### STATED TASK
All entries below need to be written out exactly, but without their pictures.

### SUPPLIED RECORDS
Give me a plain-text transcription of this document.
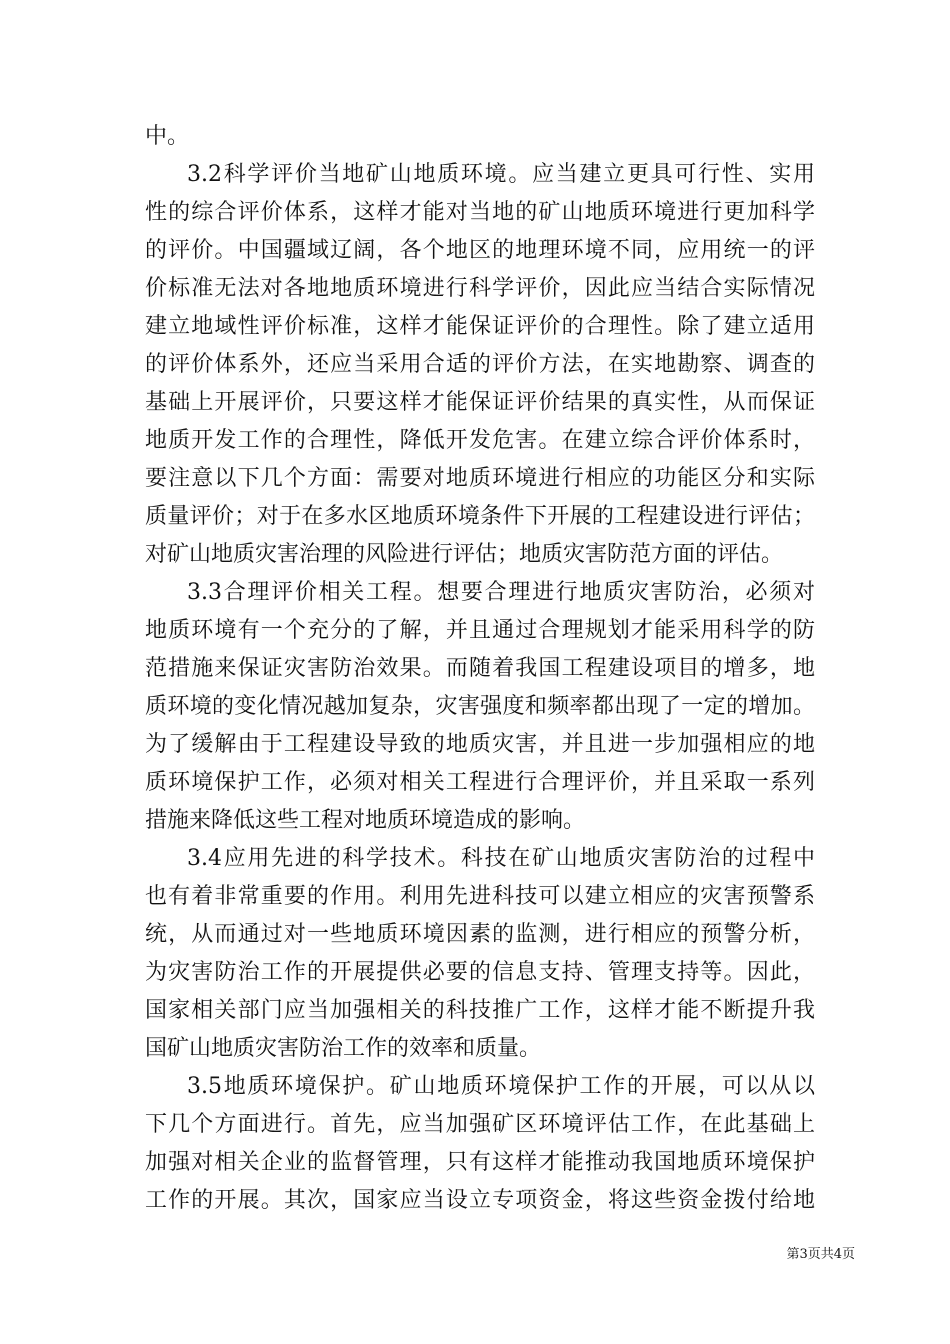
中。
3.2科学评价当地矿山地质环境。应当建立更具可行性、实用
性的综合评价体系，这样才能对当地的矿山地质环境进行更加科学
的评价。中国疆域辽阔，各个地区的地理环境不同，应用统一的评
价标准无法对各地地质环境进行科学评价，因此应当结合实际情况
建立地域性评价标准，这样才能保证评价的合理性。除了建立适用
的评价体系外，还应当采用合适的评价方法，在实地勘察、调查的
基础上开展评价，只要这样才能保证评价结果的真实性，从而保证
地质开发工作的合理性，降低开发危害。在建立综合评价体系时，
要注意以下几个方面：需要对地质环境进行相应的功能区分和实际
质量评价；对于在多水区地质环境条件下开展的工程建设进行评估；
对矿山地质灾害治理的风险进行评估；地质灾害防范方面的评估。
3.3合理评价相关工程。想要合理进行地质灾害防治，必须对
地质环境有一个充分的了解，并且通过合理规划才能采用科学的防
范措施来保证灾害防治效果。而随着我国工程建设项目的增多，地
质环境的变化情况越加复杂，灾害强度和频率都出现了一定的增加。
为了缓解由于工程建设导致的地质灾害，并且进一步加强相应的地
质环境保护工作，必须对相关工程进行合理评价，并且采取一系列
措施来降低这些工程对地质环境造成的影响。
3.4应用先进的科学技术。科技在矿山地质灾害防治的过程中
也有着非常重要的作用。利用先进科技可以建立相应的灾害预警系
统，从而通过对一些地质环境因素的监测，进行相应的预警分析，
为灾害防治工作的开展提供必要的信息支持、管理支持等。因此，
国家相关部门应当加强相关的科技推广工作，这样才能不断提升我
国矿山地质灾害防治工作的效率和质量。
3.5地质环境保护。矿山地质环境保护工作的开展，可以从以
下几个方面进行。首先，应当加强矿区环境评估工作，在此基础上
加强对相关企业的监督管理，只有这样才能推动我国地质环境保护
工作的开展。其次，国家应当设立专项资金，将这些资金拨付给地
第3页共4页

### RESPONSE TO THE TASK
Give me a plain-text transcription of this document.
中。
3.2科学评价当地矿山地质环境。应当建立更具可行性、实用
性的综合评价体系，这样才能对当地的矿山地质环境进行更加科学
的评价。中国疆域辽阔，各个地区的地理环境不同，应用统一的评
价标准无法对各地地质环境进行科学评价，因此应当结合实际情况
建立地域性评价标准，这样才能保证评价的合理性。除了建立适用
的评价体系外，还应当采用合适的评价方法，在实地勘察、调查的
基础上开展评价，只要这样才能保证评价结果的真实性，从而保证
地质开发工作的合理性，降低开发危害。在建立综合评价体系时，
要注意以下几个方面：需要对地质环境进行相应的功能区分和实际
质量评价；对于在多水区地质环境条件下开展的工程建设进行评估；
对矿山地质灾害治理的风险进行评估；地质灾害防范方面的评估。
3.3合理评价相关工程。想要合理进行地质灾害防治，必须对
地质环境有一个充分的了解，并且通过合理规划才能采用科学的防
范措施来保证灾害防治效果。而随着我国工程建设项目的增多，地
质环境的变化情况越加复杂，灾害强度和频率都出现了一定的增加。
为了缓解由于工程建设导致的地质灾害，并且进一步加强相应的地
质环境保护工作，必须对相关工程进行合理评价，并且采取一系列
措施来降低这些工程对地质环境造成的影响。
3.4应用先进的科学技术。科技在矿山地质灾害防治的过程中
也有着非常重要的作用。利用先进科技可以建立相应的灾害预警系
统，从而通过对一些地质环境因素的监测，进行相应的预警分析，
为灾害防治工作的开展提供必要的信息支持、管理支持等。因此，
国家相关部门应当加强相关的科技推广工作，这样才能不断提升我
国矿山地质灾害防治工作的效率和质量。
3.5地质环境保护。矿山地质环境保护工作的开展，可以从以
下几个方面进行。首先，应当加强矿区环境评估工作，在此基础上
加强对相关企业的监督管理，只有这样才能推动我国地质环境保护
工作的开展。其次，国家应当设立专项资金，将这些资金拨付给地
第3页共4页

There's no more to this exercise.